◆ EXCERPTED RECORDS ◆

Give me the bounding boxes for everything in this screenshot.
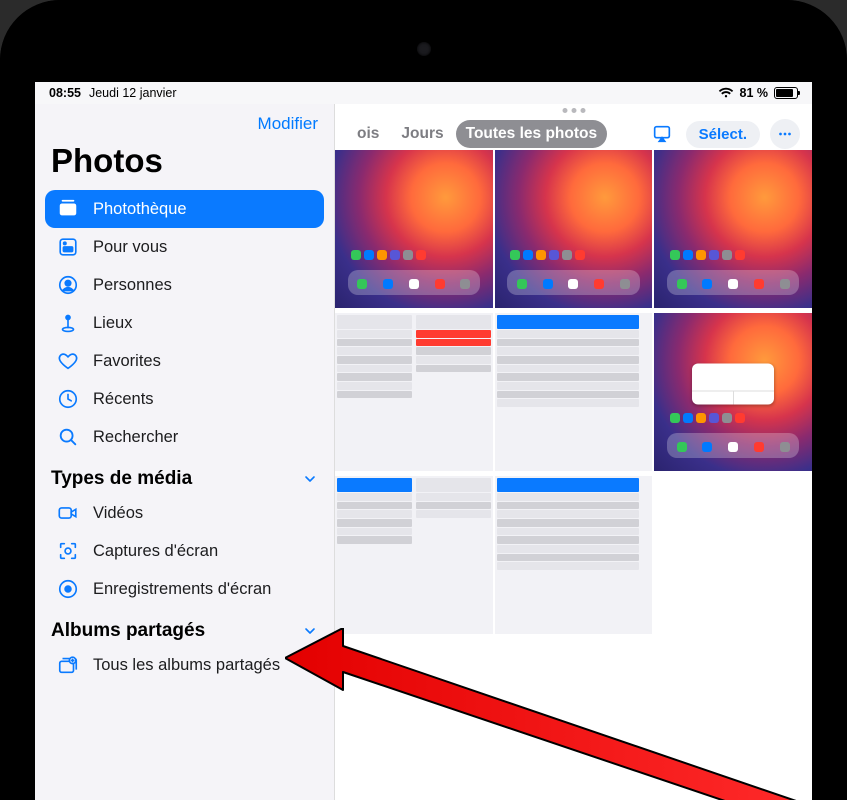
- photo-thumb[interactable]: [495, 313, 653, 471]
- status-bar: 08:55 Jeudi 12 janvier 81 %: [35, 82, 812, 104]
- content-header: ois Jours Toutes les photos Sélect.: [335, 104, 812, 150]
- library-icon: [57, 198, 79, 220]
- section-shared-albums[interactable]: Albums partagés: [35, 608, 334, 646]
- sidebar-item-label: Enregistrements d'écran: [93, 580, 271, 599]
- multitask-dots[interactable]: [562, 108, 585, 113]
- wifi-icon: [718, 87, 734, 99]
- sidebar-item-people[interactable]: Personnes: [45, 266, 324, 304]
- sidebar-item-label: Rechercher: [93, 428, 178, 447]
- status-time: 08:55: [49, 86, 81, 100]
- battery-icon: [774, 87, 798, 99]
- sidebar-item-videos[interactable]: Vidéos: [45, 494, 324, 532]
- people-icon: [57, 274, 79, 296]
- photo-thumb[interactable]: [654, 150, 812, 308]
- sidebar-title: Photos: [35, 138, 334, 190]
- video-icon: [57, 502, 79, 524]
- sidebar-item-search[interactable]: Rechercher: [45, 418, 324, 456]
- section-label: Albums partagés: [51, 620, 205, 642]
- places-icon: [57, 312, 79, 334]
- photo-thumb[interactable]: [335, 150, 493, 308]
- sidebar-item-library[interactable]: Photothèque: [45, 190, 324, 228]
- section-media-types[interactable]: Types de média: [35, 456, 334, 494]
- sidebar-media-list: Vidéos Captures d'écran Enregistrements …: [35, 494, 334, 608]
- photo-thumb-empty: [495, 639, 653, 797]
- sidebar-item-label: Pour vous: [93, 238, 167, 257]
- edit-button[interactable]: Modifier: [258, 114, 318, 134]
- screen: 08:55 Jeudi 12 janvier 81 % Modifier Pho…: [35, 82, 812, 800]
- photo-thumb-empty: [654, 639, 812, 797]
- sidebar-item-label: Captures d'écran: [93, 542, 218, 561]
- status-date: Jeudi 12 janvier: [89, 86, 177, 100]
- sidebar-main-list: Photothèque Pour vous Personnes: [35, 190, 334, 456]
- select-button[interactable]: Sélect.: [686, 121, 760, 148]
- segment-months[interactable]: ois: [347, 120, 389, 148]
- photo-thumb[interactable]: [335, 476, 493, 634]
- segment-all-photos[interactable]: Toutes les photos: [456, 120, 607, 148]
- photo-thumb[interactable]: [495, 476, 653, 634]
- sidebar-item-all-shared[interactable]: Tous les albums partagés: [45, 646, 324, 684]
- more-button[interactable]: [770, 119, 800, 149]
- sidebar-item-favorites[interactable]: Favorites: [45, 342, 324, 380]
- ipad-device-frame: 08:55 Jeudi 12 janvier 81 % Modifier Pho…: [0, 0, 847, 800]
- sidebar-item-recents[interactable]: Récents: [45, 380, 324, 418]
- clock-icon: [57, 388, 79, 410]
- sidebar: Modifier Photos Photothèque Pour v: [35, 104, 335, 800]
- sidebar-item-label: Tous les albums partagés: [93, 656, 280, 675]
- segment-days[interactable]: Jours: [391, 120, 453, 148]
- shared-albums-icon: [57, 654, 79, 676]
- status-battery-text: 81 %: [740, 86, 769, 100]
- sidebar-item-screenshots[interactable]: Captures d'écran: [45, 532, 324, 570]
- photo-grid[interactable]: [335, 150, 812, 800]
- sidebar-shared-list: Tous les albums partagés: [35, 646, 334, 684]
- sidebar-item-label: Photothèque: [93, 200, 187, 219]
- photo-thumb[interactable]: [654, 313, 812, 471]
- sidebar-item-places[interactable]: Lieux: [45, 304, 324, 342]
- photo-thumb[interactable]: [495, 150, 653, 308]
- for-you-icon: [57, 236, 79, 258]
- content-area: ois Jours Toutes les photos Sélect.: [335, 104, 812, 800]
- sidebar-item-screen-recordings[interactable]: Enregistrements d'écran: [45, 570, 324, 608]
- photo-thumb-empty: [335, 639, 493, 797]
- chevron-down-icon: [302, 471, 318, 487]
- sidebar-item-label: Vidéos: [93, 504, 143, 523]
- sidebar-item-label: Lieux: [93, 314, 132, 333]
- section-label: Types de média: [51, 468, 192, 490]
- front-camera: [417, 42, 431, 56]
- photo-thumb-empty: [654, 476, 812, 634]
- chevron-down-icon: [302, 623, 318, 639]
- cast-button[interactable]: [648, 120, 676, 148]
- sidebar-item-label: Récents: [93, 390, 154, 409]
- record-icon: [57, 578, 79, 600]
- heart-icon: [57, 350, 79, 372]
- photo-thumb[interactable]: [335, 313, 493, 471]
- sidebar-item-for-you[interactable]: Pour vous: [45, 228, 324, 266]
- search-icon: [57, 426, 79, 448]
- screenshot-icon: [57, 540, 79, 562]
- time-segmented-control: ois Jours Toutes les photos: [347, 120, 607, 148]
- sidebar-item-label: Favorites: [93, 352, 161, 371]
- sidebar-item-label: Personnes: [93, 276, 172, 295]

◆ STATED PROBLEM ◆
Copy the lines above exactly as they appear, and omit the pictures from your copy.

◆ OUTPUT FOR THIS TASK ◆
Give me the bounding boxes for everything in this screenshot.
- photo-thumb[interactable]: [495, 313, 653, 471]
- status-bar: 08:55 Jeudi 12 janvier 81 %: [35, 82, 812, 104]
- content-header: ois Jours Toutes les photos Sélect.: [335, 104, 812, 150]
- library-icon: [57, 198, 79, 220]
- section-shared-albums[interactable]: Albums partagés: [35, 608, 334, 646]
- sidebar-item-label: Enregistrements d'écran: [93, 580, 271, 599]
- multitask-dots[interactable]: [562, 108, 585, 113]
- wifi-icon: [718, 87, 734, 99]
- sidebar-item-people[interactable]: Personnes: [45, 266, 324, 304]
- sidebar-item-label: Rechercher: [93, 428, 178, 447]
- status-time: 08:55: [49, 86, 81, 100]
- battery-icon: [774, 87, 798, 99]
- sidebar-item-videos[interactable]: Vidéos: [45, 494, 324, 532]
- people-icon: [57, 274, 79, 296]
- photo-thumb[interactable]: [654, 150, 812, 308]
- sidebar-title: Photos: [35, 138, 334, 190]
- video-icon: [57, 502, 79, 524]
- sidebar-item-search[interactable]: Rechercher: [45, 418, 324, 456]
- section-label: Albums partagés: [51, 620, 205, 642]
- places-icon: [57, 312, 79, 334]
- photo-thumb[interactable]: [335, 150, 493, 308]
- sidebar-item-library[interactable]: Photothèque: [45, 190, 324, 228]
- section-media-types[interactable]: Types de média: [35, 456, 334, 494]
- sidebar-media-list: Vidéos Captures d'écran Enregistrements …: [35, 494, 334, 608]
- photo-thumb-empty: [495, 639, 653, 797]
- sidebar-item-label: Pour vous: [93, 238, 167, 257]
- edit-button[interactable]: Modifier: [258, 114, 318, 134]
- screen: 08:55 Jeudi 12 janvier 81 % Modifier Pho…: [35, 82, 812, 800]
- photo-thumb-empty: [654, 639, 812, 797]
- sidebar-item-label: Captures d'écran: [93, 542, 218, 561]
- status-date: Jeudi 12 janvier: [89, 86, 177, 100]
- sidebar-main-list: Photothèque Pour vous Personnes: [35, 190, 334, 456]
- select-button[interactable]: Sélect.: [686, 121, 760, 148]
- segment-months[interactable]: ois: [347, 120, 389, 148]
- photo-thumb[interactable]: [335, 476, 493, 634]
- segment-all-photos[interactable]: Toutes les photos: [456, 120, 607, 148]
- photo-thumb[interactable]: [495, 476, 653, 634]
- sidebar-item-all-shared[interactable]: Tous les albums partagés: [45, 646, 324, 684]
- more-button[interactable]: [770, 119, 800, 149]
- sidebar-item-favorites[interactable]: Favorites: [45, 342, 324, 380]
- ipad-device-frame: 08:55 Jeudi 12 janvier 81 % Modifier Pho…: [0, 0, 847, 800]
- sidebar-item-recents[interactable]: Récents: [45, 380, 324, 418]
- clock-icon: [57, 388, 79, 410]
- sidebar: Modifier Photos Photothèque Pour v: [35, 104, 335, 800]
- sidebar-item-label: Tous les albums partagés: [93, 656, 280, 675]
- segment-days[interactable]: Jours: [391, 120, 453, 148]
- shared-albums-icon: [57, 654, 79, 676]
- status-battery-text: 81 %: [740, 86, 769, 100]
- sidebar-item-screenshots[interactable]: Captures d'écran: [45, 532, 324, 570]
- photo-grid[interactable]: [335, 150, 812, 800]
- sidebar-shared-list: Tous les albums partagés: [35, 646, 334, 684]
- sidebar-item-label: Photothèque: [93, 200, 187, 219]
- photo-thumb[interactable]: [654, 313, 812, 471]
- sidebar-item-places[interactable]: Lieux: [45, 304, 324, 342]
- photo-thumb[interactable]: [495, 150, 653, 308]
- for-you-icon: [57, 236, 79, 258]
- content-area: ois Jours Toutes les photos Sélect.: [335, 104, 812, 800]
- sidebar-item-screen-recordings[interactable]: Enregistrements d'écran: [45, 570, 324, 608]
- photo-thumb-empty: [335, 639, 493, 797]
- chevron-down-icon: [302, 471, 318, 487]
- sidebar-item-label: Vidéos: [93, 504, 143, 523]
- sidebar-item-label: Lieux: [93, 314, 132, 333]
- section-label: Types de média: [51, 468, 192, 490]
- front-camera: [417, 42, 431, 56]
- photo-thumb-empty: [654, 476, 812, 634]
- chevron-down-icon: [302, 623, 318, 639]
- cast-button[interactable]: [648, 120, 676, 148]
- sidebar-item-label: Récents: [93, 390, 154, 409]
- record-icon: [57, 578, 79, 600]
- heart-icon: [57, 350, 79, 372]
- photo-thumb[interactable]: [335, 313, 493, 471]
- sidebar-item-for-you[interactable]: Pour vous: [45, 228, 324, 266]
- search-icon: [57, 426, 79, 448]
- screenshot-icon: [57, 540, 79, 562]
- time-segmented-control: ois Jours Toutes les photos: [347, 120, 607, 148]
- sidebar-item-label: Favorites: [93, 352, 161, 371]
- sidebar-item-label: Personnes: [93, 276, 172, 295]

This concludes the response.